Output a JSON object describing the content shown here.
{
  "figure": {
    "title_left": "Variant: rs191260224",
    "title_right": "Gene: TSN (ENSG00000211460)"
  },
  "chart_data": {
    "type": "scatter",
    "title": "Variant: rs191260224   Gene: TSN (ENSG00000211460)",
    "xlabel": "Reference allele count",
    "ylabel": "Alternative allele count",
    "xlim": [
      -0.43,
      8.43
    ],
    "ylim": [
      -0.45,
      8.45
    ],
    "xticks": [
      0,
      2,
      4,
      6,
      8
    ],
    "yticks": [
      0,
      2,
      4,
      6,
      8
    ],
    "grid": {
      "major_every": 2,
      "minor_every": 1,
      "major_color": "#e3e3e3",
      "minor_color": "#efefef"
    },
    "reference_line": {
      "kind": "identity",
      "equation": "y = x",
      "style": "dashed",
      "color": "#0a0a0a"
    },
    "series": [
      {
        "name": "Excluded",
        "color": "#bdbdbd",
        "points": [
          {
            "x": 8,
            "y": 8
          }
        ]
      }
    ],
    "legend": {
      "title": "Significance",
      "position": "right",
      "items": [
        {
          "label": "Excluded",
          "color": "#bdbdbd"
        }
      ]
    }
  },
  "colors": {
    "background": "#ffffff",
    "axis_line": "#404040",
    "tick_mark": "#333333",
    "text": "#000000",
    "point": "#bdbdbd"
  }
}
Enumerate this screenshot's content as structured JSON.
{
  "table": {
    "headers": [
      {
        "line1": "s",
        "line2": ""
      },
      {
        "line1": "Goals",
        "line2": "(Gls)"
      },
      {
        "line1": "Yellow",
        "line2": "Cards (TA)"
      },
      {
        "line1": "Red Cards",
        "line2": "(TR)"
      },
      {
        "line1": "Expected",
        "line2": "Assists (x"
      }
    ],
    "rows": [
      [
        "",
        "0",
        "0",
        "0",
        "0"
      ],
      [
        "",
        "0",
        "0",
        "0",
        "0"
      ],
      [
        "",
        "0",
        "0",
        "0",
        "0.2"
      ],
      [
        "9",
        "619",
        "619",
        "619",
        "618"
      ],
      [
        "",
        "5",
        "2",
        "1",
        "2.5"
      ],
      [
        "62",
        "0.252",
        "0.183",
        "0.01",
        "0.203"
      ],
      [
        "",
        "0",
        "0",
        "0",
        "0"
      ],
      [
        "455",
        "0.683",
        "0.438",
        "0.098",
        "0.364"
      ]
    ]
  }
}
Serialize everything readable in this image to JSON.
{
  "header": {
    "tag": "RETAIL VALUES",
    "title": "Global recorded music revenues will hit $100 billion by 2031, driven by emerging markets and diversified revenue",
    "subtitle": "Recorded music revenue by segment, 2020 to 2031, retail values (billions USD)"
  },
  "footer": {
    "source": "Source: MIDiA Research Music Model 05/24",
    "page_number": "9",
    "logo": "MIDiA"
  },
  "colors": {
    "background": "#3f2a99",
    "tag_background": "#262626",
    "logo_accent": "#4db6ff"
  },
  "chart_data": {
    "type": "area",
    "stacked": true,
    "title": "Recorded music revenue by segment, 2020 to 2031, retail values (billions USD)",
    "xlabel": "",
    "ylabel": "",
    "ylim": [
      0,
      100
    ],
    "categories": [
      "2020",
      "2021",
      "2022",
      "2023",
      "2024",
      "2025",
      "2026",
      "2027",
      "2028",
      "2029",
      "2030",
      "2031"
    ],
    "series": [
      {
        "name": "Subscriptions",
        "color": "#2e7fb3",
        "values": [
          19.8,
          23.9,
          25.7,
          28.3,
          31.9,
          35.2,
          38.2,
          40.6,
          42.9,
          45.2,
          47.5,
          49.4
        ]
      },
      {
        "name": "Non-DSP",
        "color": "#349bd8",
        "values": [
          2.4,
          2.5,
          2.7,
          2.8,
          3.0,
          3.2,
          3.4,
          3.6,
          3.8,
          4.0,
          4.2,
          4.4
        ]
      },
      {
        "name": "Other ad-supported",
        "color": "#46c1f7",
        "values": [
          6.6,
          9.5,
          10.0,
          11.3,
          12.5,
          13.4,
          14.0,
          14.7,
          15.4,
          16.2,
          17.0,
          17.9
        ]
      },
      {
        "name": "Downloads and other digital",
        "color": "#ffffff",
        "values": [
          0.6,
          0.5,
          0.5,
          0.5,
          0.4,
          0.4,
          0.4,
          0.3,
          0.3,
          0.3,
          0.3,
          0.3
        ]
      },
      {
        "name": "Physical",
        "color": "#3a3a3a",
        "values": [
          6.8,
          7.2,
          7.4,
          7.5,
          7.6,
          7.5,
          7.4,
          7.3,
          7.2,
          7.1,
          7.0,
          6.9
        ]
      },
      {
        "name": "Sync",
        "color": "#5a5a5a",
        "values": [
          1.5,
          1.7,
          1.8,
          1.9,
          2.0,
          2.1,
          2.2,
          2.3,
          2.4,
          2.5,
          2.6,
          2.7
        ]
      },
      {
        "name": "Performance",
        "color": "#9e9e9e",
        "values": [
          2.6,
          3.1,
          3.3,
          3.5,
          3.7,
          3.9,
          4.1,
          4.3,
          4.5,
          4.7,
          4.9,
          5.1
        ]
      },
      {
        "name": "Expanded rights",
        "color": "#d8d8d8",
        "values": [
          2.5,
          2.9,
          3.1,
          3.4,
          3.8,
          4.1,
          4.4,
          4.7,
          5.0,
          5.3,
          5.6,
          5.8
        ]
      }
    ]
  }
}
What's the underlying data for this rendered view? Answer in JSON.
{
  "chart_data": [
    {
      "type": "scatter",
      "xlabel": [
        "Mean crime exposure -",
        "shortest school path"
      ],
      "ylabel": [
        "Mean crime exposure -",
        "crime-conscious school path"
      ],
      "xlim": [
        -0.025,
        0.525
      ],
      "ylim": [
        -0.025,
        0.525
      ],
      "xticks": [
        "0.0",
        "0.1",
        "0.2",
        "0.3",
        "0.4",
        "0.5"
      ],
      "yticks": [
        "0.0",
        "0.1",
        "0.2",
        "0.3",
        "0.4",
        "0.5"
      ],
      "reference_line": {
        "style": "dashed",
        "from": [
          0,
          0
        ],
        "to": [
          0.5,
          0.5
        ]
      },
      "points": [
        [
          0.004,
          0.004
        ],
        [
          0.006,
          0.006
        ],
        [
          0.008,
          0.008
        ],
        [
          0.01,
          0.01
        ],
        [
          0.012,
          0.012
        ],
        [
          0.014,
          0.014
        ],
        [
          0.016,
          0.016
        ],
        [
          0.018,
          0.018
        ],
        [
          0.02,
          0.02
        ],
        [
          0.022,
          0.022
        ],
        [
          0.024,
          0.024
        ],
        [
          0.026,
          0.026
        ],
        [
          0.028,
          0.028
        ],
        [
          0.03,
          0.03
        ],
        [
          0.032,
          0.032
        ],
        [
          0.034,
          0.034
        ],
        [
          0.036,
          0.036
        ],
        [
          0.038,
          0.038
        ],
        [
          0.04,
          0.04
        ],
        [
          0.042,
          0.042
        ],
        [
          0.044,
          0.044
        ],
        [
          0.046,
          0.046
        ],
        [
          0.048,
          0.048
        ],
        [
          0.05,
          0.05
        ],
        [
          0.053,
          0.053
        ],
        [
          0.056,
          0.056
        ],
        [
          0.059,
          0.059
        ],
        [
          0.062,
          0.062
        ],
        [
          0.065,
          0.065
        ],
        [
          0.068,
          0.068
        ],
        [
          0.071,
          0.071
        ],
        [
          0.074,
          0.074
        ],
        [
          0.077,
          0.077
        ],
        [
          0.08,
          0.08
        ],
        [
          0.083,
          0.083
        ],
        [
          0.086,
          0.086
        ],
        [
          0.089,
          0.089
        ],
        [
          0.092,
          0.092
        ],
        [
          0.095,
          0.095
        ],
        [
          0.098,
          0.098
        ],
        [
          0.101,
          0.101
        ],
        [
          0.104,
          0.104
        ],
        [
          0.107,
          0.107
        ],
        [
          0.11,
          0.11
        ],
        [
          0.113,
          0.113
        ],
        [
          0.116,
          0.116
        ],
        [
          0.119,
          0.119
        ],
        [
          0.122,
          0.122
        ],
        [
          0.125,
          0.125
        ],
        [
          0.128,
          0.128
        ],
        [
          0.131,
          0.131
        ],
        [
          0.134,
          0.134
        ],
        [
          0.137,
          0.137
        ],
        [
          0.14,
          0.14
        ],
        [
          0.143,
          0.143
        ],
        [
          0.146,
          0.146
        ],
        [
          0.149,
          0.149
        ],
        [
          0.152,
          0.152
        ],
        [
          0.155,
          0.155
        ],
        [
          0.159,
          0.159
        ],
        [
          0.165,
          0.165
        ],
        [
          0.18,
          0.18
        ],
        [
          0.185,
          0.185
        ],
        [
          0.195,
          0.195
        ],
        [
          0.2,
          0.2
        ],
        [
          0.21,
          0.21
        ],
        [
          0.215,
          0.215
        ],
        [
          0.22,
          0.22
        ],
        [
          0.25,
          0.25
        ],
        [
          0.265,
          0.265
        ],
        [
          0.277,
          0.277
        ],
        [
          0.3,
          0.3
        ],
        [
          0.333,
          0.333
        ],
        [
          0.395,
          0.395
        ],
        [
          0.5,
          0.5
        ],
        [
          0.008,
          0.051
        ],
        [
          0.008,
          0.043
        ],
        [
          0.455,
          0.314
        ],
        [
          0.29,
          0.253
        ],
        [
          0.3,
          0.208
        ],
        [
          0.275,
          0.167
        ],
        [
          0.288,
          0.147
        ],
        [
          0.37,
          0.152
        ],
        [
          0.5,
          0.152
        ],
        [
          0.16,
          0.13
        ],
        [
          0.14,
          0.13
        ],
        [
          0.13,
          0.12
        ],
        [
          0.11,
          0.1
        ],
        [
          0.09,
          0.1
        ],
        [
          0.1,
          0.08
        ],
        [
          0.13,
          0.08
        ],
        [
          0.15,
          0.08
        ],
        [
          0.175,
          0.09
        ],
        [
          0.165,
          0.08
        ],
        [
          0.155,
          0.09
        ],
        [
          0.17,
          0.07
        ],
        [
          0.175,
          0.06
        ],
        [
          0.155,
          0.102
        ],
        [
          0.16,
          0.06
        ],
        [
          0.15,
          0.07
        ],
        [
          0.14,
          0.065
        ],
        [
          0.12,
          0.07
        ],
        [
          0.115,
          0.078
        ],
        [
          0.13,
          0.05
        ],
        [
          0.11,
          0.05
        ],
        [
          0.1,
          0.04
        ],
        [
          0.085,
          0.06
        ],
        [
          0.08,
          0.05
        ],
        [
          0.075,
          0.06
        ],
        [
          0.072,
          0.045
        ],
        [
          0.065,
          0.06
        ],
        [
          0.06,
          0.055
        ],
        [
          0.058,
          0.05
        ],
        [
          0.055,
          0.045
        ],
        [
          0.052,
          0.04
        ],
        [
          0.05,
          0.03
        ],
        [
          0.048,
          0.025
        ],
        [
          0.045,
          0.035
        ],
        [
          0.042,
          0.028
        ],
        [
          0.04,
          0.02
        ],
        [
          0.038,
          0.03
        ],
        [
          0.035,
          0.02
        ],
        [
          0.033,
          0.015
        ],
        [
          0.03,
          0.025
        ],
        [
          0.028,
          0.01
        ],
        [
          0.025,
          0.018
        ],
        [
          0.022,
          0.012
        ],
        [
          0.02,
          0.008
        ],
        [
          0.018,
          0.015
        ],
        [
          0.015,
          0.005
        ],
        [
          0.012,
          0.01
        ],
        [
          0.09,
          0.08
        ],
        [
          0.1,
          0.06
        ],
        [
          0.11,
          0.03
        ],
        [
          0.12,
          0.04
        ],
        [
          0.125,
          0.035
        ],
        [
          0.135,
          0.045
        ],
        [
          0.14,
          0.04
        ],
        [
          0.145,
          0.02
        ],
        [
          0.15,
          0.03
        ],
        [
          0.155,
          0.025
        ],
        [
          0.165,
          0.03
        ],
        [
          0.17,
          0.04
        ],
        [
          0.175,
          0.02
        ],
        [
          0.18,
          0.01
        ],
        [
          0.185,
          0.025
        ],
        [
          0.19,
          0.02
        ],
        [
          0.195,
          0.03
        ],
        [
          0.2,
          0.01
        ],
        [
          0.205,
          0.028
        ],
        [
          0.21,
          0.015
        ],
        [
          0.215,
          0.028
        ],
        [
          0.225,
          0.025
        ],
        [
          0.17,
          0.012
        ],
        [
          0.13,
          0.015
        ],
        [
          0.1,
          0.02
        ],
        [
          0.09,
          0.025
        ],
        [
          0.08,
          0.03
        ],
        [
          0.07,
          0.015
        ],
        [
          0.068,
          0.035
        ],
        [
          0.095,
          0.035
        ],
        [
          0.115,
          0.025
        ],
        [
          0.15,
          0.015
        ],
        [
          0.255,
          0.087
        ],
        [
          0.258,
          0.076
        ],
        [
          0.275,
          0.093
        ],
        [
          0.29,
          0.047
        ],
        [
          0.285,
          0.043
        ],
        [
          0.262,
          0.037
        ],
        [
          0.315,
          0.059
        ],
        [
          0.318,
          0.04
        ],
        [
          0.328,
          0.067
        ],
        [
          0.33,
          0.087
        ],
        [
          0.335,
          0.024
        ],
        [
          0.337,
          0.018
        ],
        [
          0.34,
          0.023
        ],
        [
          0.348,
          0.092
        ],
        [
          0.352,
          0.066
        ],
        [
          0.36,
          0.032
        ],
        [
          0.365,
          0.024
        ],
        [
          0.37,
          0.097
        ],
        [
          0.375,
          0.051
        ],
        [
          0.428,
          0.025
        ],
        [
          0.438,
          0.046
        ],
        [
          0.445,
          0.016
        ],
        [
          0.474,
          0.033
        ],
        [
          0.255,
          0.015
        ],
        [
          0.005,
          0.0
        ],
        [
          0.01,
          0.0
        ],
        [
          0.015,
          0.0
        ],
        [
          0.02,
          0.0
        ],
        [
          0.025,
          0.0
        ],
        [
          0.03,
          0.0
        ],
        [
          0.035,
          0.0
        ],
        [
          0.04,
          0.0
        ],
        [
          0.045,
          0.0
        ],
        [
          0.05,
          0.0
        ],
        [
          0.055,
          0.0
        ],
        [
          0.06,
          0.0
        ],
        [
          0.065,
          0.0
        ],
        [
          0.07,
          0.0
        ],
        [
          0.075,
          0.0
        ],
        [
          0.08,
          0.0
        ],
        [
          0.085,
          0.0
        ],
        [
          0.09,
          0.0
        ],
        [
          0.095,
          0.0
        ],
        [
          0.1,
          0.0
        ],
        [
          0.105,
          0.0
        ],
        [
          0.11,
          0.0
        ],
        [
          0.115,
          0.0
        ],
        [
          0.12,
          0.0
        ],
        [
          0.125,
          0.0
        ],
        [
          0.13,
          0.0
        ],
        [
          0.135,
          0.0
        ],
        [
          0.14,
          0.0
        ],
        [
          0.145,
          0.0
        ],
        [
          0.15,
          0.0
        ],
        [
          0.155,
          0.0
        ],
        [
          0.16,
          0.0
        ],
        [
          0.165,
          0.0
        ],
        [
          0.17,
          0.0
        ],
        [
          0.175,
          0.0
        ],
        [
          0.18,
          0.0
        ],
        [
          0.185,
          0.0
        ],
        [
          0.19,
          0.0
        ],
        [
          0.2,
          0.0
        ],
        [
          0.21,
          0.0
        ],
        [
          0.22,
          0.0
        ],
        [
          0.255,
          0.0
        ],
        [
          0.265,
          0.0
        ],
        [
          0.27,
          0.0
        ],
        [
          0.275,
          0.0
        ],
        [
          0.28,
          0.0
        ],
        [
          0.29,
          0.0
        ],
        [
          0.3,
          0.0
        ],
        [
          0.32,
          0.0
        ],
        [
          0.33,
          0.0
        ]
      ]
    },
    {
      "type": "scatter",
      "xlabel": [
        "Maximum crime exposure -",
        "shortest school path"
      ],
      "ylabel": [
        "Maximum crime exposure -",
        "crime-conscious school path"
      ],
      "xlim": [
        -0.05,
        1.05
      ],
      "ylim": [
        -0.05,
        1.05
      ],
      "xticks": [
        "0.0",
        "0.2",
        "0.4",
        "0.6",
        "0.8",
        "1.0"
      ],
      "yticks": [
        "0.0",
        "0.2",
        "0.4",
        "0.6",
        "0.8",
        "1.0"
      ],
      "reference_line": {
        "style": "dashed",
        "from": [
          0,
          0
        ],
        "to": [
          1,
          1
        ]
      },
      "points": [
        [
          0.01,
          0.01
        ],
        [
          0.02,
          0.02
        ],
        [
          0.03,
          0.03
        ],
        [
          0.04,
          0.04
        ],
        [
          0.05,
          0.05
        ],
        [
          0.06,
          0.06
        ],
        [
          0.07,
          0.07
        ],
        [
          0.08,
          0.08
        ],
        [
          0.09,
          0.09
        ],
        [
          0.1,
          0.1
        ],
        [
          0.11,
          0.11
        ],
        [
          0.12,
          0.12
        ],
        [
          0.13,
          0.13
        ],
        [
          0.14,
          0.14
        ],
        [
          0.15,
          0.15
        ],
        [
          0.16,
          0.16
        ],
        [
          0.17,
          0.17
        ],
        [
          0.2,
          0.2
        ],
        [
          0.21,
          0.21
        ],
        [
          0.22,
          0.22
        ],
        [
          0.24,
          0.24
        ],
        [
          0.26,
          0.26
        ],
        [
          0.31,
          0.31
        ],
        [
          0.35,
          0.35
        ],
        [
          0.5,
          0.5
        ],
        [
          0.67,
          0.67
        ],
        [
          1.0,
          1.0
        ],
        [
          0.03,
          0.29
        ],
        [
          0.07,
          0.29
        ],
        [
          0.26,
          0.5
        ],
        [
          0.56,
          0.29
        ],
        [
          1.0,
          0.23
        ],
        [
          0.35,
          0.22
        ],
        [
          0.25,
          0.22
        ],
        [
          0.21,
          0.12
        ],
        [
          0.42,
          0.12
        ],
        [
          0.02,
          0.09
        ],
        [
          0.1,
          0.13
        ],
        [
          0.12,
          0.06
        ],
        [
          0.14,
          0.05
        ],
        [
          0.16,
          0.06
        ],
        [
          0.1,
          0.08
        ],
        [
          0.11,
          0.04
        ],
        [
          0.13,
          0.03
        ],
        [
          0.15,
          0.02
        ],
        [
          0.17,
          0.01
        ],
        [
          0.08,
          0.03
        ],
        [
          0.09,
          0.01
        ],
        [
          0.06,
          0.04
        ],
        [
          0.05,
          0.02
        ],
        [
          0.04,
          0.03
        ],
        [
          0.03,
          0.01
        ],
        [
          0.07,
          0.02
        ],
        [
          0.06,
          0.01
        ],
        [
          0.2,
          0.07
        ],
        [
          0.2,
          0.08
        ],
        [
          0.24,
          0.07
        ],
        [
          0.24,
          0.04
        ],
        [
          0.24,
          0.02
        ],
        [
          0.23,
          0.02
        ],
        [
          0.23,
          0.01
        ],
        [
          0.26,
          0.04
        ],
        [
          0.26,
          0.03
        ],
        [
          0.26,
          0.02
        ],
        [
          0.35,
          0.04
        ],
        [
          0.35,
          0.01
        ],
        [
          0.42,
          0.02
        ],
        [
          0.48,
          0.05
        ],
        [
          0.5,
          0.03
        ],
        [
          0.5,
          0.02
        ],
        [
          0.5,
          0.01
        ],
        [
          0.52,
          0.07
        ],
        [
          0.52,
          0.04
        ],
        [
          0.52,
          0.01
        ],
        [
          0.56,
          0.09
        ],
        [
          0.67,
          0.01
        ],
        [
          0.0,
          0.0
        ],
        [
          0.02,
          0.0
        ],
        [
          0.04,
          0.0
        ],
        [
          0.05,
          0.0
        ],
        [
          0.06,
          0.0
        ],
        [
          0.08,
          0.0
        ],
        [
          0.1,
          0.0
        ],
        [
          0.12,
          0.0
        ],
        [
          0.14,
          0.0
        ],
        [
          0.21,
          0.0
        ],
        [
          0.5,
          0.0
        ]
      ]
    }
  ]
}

_WHAT TO WORK ON_:
Figure out how many lines above include the string "revenue", then report that number and nothing else.

_ANSWER IN FULL_:
3